# [EXERCISE REQUIREMENTS]
Scan the lines below for the string "What" and copy every one that has it.

(Excerpt from a dataset)
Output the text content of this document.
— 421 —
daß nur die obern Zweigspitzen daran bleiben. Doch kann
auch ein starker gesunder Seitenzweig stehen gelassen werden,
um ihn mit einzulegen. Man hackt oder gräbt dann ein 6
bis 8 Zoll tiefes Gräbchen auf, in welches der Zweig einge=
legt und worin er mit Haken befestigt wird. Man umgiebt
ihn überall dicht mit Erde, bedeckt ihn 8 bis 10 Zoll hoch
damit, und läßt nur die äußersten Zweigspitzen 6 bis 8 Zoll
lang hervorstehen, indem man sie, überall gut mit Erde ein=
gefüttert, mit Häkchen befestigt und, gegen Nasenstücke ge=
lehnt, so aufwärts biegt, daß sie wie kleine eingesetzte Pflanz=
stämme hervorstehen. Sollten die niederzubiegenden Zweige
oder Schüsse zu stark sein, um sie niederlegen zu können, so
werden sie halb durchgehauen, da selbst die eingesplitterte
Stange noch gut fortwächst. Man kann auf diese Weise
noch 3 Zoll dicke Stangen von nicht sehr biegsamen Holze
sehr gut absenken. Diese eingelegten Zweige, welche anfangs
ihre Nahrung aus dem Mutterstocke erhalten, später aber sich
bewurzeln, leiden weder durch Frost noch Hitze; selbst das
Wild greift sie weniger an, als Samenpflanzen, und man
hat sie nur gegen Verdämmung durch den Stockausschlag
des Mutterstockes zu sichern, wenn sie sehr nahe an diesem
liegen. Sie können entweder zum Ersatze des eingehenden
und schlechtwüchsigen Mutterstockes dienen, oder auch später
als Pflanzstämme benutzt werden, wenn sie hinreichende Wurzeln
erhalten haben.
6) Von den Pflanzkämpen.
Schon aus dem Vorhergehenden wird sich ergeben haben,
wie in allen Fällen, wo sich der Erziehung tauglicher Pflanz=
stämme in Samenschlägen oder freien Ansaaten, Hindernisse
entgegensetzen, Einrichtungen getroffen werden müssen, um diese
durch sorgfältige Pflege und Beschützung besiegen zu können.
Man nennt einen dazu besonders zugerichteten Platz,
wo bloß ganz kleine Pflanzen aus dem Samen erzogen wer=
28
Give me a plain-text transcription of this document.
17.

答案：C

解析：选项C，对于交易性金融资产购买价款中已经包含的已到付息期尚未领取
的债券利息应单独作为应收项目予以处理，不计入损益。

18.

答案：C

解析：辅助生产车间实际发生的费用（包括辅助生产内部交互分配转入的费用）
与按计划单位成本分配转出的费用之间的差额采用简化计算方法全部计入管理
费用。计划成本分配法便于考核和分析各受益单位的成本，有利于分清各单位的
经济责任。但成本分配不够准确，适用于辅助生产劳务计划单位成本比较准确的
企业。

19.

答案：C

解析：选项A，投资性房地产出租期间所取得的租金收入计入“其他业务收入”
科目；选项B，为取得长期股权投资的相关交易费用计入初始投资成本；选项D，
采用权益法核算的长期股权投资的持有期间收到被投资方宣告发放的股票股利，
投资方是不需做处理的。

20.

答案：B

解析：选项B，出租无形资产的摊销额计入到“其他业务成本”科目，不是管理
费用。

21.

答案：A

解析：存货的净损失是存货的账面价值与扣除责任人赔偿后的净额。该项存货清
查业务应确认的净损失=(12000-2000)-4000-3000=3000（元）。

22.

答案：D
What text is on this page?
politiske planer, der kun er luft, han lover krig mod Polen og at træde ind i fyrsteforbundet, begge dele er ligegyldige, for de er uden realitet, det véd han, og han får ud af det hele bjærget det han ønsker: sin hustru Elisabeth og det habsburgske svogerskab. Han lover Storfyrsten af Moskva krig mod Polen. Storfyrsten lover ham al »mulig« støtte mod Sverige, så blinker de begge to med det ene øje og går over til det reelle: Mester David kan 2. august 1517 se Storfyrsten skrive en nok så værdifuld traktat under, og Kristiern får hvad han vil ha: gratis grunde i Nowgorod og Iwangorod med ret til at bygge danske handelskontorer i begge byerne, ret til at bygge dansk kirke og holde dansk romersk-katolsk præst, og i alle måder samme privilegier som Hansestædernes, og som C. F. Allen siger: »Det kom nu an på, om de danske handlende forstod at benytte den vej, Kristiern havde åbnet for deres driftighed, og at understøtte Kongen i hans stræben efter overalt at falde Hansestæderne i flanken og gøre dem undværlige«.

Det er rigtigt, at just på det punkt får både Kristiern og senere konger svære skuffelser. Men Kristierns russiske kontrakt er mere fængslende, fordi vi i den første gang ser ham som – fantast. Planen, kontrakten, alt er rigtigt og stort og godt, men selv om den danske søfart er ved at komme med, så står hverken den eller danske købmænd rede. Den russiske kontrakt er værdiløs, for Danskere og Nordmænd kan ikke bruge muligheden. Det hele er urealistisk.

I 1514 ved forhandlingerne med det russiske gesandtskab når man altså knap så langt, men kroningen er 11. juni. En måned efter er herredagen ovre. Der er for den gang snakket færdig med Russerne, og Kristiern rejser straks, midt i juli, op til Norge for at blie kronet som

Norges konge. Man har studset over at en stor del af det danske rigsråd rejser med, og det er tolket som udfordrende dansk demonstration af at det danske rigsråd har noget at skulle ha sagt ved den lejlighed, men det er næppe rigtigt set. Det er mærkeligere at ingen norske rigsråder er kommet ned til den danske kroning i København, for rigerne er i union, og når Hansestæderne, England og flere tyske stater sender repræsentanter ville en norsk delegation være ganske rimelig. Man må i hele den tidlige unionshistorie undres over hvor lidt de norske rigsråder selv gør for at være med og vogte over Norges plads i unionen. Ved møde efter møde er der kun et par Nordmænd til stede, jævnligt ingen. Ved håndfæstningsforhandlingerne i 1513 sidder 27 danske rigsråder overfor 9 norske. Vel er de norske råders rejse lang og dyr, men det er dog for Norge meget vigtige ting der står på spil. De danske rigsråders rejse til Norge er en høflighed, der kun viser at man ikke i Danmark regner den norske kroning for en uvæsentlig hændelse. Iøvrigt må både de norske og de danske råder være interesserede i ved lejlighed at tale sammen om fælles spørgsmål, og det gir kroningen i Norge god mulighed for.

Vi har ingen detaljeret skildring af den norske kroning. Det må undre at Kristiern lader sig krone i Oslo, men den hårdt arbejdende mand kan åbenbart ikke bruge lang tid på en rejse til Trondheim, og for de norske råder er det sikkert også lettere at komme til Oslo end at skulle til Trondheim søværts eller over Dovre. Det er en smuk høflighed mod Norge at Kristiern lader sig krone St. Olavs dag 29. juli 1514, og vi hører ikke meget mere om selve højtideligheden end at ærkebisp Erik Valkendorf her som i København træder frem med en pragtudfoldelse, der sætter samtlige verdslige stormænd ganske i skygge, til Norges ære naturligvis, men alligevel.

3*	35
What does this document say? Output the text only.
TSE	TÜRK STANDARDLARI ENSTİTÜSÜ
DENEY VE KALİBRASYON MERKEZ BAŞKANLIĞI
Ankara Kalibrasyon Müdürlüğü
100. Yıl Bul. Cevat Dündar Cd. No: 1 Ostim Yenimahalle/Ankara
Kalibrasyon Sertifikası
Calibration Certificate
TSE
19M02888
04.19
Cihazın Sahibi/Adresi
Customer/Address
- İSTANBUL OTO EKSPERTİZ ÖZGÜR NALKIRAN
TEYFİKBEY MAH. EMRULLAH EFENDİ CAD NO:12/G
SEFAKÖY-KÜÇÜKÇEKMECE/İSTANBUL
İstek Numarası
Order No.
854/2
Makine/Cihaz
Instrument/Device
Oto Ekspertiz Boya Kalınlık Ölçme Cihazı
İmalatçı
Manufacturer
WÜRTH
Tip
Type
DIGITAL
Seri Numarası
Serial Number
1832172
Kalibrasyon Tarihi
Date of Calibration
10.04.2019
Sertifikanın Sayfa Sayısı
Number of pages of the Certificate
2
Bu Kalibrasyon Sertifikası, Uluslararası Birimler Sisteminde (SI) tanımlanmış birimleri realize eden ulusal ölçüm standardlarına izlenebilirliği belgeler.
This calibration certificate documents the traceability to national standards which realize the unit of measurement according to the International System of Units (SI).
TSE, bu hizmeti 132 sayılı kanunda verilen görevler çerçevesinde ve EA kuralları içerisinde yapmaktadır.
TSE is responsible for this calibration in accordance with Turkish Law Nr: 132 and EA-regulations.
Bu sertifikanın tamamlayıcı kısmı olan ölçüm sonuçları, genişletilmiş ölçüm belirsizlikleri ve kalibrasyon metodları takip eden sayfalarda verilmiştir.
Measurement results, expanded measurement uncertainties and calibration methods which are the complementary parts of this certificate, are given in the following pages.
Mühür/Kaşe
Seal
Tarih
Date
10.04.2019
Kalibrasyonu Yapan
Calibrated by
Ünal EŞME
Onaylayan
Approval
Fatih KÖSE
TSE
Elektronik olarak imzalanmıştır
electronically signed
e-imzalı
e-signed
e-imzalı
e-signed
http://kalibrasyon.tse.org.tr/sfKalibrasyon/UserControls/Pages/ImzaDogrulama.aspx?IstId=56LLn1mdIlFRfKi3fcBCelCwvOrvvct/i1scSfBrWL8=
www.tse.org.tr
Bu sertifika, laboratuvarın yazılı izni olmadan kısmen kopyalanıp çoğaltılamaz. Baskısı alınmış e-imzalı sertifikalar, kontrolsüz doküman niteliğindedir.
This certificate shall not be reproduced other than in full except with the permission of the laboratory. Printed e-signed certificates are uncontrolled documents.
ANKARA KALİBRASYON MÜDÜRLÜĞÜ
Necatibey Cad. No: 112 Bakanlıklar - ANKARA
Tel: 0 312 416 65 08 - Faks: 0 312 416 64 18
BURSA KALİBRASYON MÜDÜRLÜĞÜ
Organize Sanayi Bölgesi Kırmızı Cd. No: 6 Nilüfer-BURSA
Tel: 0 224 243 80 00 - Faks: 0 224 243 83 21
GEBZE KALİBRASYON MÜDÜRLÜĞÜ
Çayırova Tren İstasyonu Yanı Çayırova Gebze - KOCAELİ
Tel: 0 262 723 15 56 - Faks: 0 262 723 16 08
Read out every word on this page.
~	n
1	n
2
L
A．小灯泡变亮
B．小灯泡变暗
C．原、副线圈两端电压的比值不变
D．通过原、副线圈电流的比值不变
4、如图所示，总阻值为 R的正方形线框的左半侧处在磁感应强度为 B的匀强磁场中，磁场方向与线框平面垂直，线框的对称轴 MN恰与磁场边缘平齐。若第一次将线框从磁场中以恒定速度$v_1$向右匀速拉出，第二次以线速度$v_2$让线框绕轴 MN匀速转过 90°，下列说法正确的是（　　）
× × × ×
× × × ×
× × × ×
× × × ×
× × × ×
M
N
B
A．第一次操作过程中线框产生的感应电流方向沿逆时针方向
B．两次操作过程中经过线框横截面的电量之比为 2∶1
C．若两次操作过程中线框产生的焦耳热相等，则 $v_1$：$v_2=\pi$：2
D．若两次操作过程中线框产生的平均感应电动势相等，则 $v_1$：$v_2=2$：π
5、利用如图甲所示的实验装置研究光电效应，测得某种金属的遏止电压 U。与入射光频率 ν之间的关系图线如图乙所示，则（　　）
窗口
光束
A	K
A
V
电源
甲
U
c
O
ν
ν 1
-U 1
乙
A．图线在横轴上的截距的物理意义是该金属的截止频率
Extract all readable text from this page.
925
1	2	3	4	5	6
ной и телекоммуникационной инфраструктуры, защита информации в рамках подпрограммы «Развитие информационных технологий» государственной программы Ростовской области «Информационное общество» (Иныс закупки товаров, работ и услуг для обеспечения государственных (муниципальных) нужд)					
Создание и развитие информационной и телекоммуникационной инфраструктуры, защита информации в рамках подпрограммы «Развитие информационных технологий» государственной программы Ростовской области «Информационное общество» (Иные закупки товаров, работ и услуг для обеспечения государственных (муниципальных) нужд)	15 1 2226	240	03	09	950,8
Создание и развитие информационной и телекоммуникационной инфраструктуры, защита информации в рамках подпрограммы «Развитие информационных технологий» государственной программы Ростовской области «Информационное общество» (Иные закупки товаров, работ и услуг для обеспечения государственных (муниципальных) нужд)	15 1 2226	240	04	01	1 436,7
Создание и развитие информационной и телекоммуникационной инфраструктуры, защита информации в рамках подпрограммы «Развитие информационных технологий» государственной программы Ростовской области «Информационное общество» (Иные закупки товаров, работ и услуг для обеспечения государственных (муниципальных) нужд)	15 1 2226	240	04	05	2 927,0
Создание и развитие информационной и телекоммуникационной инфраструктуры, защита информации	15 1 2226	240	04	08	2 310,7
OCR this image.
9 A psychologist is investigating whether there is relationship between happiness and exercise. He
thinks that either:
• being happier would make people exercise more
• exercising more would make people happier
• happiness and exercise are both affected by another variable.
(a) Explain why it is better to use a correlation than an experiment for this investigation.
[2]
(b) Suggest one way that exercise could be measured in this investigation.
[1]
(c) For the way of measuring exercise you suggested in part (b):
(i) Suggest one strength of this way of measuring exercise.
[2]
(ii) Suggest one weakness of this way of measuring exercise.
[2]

# [SOLUTION FOR THIS PROBLEM]
What text is on this page?
What does this document say? Output the text only.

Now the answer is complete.